PROBLEM TO WORK ON >>
From the entries that follow, extract each line holding the string "פצועים".

· · · · ·

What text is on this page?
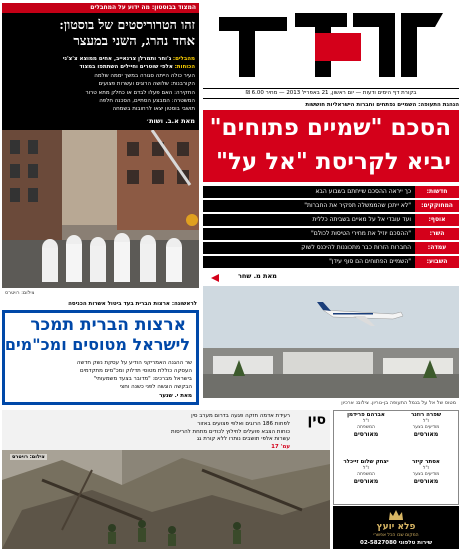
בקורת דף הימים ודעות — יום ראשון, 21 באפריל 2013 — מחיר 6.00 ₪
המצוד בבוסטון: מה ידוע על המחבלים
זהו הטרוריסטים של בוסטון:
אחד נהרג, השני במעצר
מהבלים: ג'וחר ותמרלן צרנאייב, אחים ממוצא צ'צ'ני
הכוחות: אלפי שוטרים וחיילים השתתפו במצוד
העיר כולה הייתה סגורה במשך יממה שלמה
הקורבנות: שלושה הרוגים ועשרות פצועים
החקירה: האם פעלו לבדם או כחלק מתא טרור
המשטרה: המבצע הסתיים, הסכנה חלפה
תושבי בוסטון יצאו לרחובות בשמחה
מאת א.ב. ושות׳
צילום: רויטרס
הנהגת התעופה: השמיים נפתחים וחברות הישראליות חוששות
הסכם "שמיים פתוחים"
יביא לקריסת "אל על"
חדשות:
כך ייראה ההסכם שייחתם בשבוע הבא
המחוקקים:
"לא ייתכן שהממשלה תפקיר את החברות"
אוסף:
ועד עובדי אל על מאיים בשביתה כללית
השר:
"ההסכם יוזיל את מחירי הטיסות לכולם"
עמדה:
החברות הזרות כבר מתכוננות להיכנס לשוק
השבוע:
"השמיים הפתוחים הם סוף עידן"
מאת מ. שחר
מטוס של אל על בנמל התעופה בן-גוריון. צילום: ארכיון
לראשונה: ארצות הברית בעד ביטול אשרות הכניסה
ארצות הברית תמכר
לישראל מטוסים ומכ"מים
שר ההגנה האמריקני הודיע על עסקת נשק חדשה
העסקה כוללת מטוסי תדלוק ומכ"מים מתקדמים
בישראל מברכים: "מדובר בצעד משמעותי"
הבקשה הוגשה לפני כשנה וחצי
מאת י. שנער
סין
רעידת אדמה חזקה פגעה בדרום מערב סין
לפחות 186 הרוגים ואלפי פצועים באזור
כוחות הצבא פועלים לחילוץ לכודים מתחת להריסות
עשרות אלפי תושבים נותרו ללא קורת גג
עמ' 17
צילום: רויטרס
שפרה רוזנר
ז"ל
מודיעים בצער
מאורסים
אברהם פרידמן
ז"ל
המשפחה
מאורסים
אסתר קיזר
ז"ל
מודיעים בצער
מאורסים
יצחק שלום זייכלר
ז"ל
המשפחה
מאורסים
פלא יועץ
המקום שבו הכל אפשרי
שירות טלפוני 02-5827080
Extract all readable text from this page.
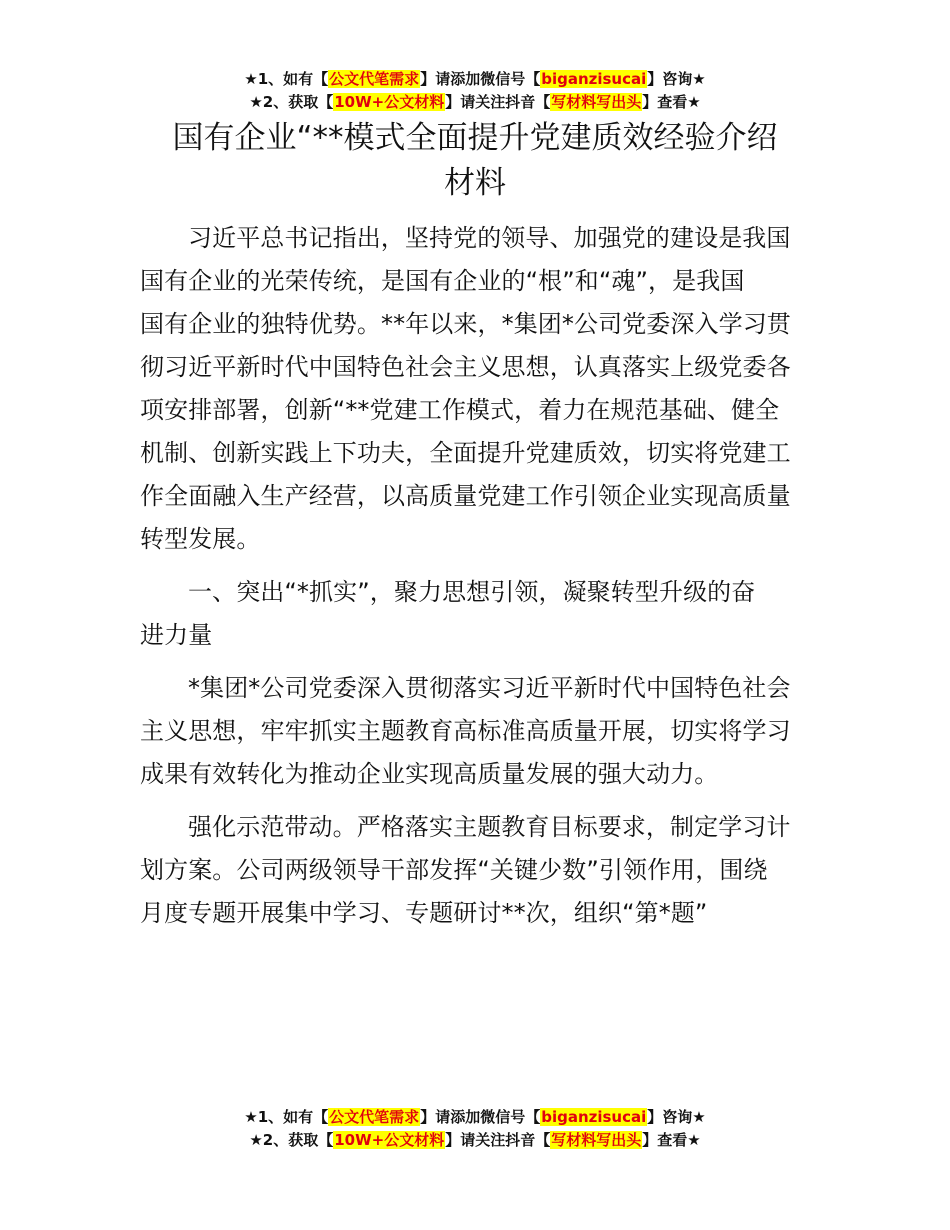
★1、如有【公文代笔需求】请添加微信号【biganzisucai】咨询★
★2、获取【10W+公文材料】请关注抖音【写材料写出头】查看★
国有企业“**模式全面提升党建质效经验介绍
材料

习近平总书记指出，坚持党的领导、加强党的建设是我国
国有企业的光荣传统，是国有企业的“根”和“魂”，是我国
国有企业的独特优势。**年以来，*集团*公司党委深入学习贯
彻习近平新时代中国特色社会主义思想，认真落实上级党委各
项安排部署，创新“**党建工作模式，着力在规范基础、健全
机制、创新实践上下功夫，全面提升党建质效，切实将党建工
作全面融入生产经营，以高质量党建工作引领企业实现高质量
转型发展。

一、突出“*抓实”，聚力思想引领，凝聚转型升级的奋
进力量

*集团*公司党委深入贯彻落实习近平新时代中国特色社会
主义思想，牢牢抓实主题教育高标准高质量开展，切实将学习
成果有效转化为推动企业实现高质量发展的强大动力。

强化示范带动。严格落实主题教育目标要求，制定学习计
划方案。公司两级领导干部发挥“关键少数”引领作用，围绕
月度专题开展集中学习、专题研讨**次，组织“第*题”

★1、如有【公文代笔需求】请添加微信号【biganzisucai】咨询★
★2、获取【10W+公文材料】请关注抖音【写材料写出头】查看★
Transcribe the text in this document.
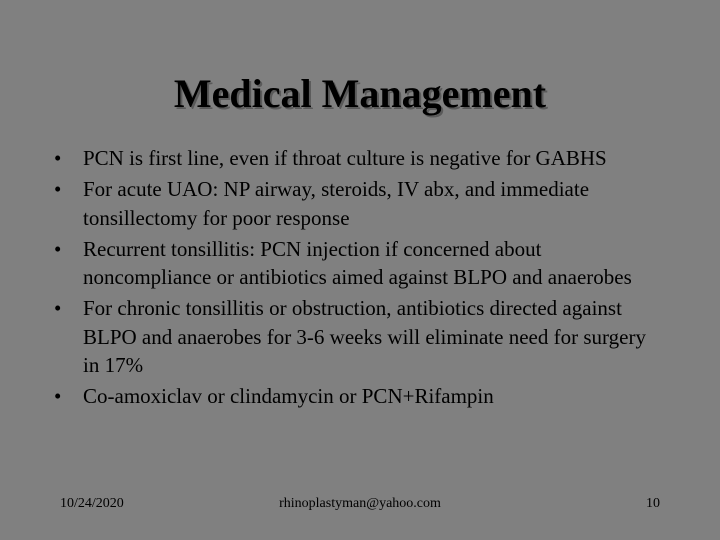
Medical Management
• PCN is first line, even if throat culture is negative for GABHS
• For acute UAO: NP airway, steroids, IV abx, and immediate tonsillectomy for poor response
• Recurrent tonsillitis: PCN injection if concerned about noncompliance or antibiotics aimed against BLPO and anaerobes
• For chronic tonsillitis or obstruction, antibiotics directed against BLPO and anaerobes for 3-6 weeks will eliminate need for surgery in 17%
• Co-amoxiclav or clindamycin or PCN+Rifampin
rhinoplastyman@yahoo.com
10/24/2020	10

· · · · ·

ANSWER BELOW >>
הקורבנות: שלושה הרוגים ועשרות פצועים
לפחות 186 הרוגים ואלפי פצועים באזור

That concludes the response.